> _What is being asked_
Copy all lines of the listing that include the string "regional".

Data entries
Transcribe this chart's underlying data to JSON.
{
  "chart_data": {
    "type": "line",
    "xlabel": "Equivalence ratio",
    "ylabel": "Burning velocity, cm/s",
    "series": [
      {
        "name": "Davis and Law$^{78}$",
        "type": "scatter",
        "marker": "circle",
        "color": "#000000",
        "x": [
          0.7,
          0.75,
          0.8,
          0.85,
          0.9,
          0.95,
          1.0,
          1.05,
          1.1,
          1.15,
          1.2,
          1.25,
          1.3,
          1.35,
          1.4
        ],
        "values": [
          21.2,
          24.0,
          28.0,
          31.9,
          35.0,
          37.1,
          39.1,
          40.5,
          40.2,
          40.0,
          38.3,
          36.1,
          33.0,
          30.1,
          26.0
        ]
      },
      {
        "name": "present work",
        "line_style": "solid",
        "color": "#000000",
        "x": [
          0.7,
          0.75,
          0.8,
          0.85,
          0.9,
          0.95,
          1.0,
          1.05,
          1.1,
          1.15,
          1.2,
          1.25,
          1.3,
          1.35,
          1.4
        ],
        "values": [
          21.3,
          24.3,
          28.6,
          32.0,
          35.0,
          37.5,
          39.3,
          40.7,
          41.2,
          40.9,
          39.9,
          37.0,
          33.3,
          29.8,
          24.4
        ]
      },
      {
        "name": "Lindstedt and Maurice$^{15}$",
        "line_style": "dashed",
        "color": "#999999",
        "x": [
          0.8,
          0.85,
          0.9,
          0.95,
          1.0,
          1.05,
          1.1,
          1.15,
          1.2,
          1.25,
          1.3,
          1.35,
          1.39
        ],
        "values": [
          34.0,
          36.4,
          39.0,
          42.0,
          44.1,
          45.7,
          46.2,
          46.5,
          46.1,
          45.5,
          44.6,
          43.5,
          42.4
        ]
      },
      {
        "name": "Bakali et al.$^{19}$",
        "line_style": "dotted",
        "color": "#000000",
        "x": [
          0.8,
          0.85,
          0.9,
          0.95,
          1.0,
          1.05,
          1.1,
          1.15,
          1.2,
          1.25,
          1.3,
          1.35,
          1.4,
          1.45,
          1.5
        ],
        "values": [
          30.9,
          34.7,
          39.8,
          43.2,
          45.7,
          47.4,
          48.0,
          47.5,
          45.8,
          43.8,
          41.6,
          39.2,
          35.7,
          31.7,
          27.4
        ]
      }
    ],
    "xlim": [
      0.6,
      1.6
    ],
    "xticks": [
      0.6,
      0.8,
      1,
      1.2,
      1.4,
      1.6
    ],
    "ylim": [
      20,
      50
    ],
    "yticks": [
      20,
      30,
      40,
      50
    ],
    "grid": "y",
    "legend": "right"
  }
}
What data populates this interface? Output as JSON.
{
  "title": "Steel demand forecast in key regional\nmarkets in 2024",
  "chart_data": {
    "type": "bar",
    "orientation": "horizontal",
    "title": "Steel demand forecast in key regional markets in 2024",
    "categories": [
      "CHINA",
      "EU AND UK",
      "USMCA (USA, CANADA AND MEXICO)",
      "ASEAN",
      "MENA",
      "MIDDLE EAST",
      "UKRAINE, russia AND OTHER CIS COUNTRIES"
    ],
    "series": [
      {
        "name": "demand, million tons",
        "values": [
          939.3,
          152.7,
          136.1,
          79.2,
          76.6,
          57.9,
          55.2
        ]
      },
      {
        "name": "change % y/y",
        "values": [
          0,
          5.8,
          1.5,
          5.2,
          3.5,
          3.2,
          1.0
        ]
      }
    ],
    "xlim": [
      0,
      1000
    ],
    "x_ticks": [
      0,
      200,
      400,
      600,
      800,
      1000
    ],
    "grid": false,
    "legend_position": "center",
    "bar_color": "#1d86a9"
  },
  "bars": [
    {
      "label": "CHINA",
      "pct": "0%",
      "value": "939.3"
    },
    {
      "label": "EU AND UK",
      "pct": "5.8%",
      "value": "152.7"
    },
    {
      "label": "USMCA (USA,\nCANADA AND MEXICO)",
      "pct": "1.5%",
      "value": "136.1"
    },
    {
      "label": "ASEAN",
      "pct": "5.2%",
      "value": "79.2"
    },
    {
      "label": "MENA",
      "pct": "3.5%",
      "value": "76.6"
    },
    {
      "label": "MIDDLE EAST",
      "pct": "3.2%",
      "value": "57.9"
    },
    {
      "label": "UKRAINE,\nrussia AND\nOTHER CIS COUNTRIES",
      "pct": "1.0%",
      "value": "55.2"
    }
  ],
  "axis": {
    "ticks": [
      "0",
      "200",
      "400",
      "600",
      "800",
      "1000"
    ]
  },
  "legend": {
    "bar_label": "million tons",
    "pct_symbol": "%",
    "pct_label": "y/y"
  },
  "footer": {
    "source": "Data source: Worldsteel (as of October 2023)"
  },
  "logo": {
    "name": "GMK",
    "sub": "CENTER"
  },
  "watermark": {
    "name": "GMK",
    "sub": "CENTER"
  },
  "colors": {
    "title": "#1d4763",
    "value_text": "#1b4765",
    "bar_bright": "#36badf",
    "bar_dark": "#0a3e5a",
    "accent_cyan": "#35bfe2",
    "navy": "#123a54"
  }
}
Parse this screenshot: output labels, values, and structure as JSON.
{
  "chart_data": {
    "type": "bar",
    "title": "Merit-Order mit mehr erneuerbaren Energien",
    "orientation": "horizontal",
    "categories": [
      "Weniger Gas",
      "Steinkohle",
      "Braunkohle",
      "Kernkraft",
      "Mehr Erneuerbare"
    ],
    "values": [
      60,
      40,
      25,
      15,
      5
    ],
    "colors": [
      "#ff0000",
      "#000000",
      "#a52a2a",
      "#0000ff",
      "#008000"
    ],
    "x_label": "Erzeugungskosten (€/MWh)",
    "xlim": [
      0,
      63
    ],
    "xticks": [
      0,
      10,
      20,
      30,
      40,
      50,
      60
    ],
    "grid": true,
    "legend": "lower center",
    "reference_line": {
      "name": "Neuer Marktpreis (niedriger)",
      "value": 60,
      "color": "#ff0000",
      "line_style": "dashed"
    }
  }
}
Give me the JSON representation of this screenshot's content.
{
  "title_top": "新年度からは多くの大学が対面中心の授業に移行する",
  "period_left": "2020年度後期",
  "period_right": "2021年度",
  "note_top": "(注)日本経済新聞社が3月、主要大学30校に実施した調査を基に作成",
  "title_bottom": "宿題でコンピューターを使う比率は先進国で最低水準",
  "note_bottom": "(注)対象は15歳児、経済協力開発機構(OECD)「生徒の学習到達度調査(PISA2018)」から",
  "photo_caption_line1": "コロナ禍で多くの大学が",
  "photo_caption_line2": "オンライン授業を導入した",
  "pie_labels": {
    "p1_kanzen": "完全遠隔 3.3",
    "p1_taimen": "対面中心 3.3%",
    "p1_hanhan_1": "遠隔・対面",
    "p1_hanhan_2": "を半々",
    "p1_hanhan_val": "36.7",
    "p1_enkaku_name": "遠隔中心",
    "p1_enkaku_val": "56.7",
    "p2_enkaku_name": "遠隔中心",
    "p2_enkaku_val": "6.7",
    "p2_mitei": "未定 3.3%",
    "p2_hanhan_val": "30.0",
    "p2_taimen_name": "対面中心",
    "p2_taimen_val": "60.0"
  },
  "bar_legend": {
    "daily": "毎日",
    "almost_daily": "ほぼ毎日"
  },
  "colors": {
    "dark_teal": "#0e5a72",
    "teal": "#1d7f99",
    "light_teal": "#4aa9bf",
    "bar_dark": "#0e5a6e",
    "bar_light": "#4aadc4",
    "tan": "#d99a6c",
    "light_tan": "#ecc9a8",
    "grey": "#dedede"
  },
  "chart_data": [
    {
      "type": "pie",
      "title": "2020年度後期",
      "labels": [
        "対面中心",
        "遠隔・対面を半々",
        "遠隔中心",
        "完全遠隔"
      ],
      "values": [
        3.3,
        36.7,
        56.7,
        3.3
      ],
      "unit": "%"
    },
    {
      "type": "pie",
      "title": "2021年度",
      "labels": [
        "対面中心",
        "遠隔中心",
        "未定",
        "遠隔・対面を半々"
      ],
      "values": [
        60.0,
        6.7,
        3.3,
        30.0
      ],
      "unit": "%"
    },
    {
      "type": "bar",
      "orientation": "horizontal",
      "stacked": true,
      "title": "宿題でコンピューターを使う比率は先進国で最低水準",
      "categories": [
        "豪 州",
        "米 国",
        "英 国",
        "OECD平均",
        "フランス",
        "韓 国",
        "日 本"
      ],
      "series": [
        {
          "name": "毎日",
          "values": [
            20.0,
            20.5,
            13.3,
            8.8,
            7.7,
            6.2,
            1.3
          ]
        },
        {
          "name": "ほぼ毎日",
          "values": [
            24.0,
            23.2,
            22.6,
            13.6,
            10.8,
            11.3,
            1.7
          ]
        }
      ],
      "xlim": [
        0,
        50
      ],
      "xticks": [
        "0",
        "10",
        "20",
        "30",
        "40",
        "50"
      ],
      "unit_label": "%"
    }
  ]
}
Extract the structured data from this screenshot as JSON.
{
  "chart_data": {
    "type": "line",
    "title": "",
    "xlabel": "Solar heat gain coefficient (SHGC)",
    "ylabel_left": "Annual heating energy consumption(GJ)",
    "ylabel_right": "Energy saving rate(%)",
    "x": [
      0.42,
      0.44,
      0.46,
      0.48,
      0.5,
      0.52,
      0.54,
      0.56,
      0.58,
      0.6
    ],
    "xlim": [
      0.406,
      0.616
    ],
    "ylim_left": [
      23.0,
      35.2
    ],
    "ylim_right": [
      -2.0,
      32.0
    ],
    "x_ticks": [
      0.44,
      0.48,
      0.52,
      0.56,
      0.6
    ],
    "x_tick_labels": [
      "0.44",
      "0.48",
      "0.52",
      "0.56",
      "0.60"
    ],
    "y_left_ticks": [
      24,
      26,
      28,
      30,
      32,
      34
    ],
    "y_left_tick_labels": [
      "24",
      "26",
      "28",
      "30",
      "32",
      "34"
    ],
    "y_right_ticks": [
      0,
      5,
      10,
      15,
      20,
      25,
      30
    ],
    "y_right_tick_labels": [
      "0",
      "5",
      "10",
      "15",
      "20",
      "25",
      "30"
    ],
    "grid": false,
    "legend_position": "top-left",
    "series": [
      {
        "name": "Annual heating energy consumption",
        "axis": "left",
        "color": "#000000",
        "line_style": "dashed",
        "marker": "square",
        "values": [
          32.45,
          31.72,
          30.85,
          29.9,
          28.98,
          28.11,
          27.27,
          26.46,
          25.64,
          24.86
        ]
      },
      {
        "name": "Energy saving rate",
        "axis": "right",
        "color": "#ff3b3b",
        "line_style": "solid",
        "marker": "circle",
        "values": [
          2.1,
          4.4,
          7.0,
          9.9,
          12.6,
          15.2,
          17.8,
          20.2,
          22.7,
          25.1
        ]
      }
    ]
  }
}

> _Result of the task_
  "title": "Steel demand forecast in key regional\nmarkets in 2024",
    "title": "Steel demand forecast in key regional markets in 2024",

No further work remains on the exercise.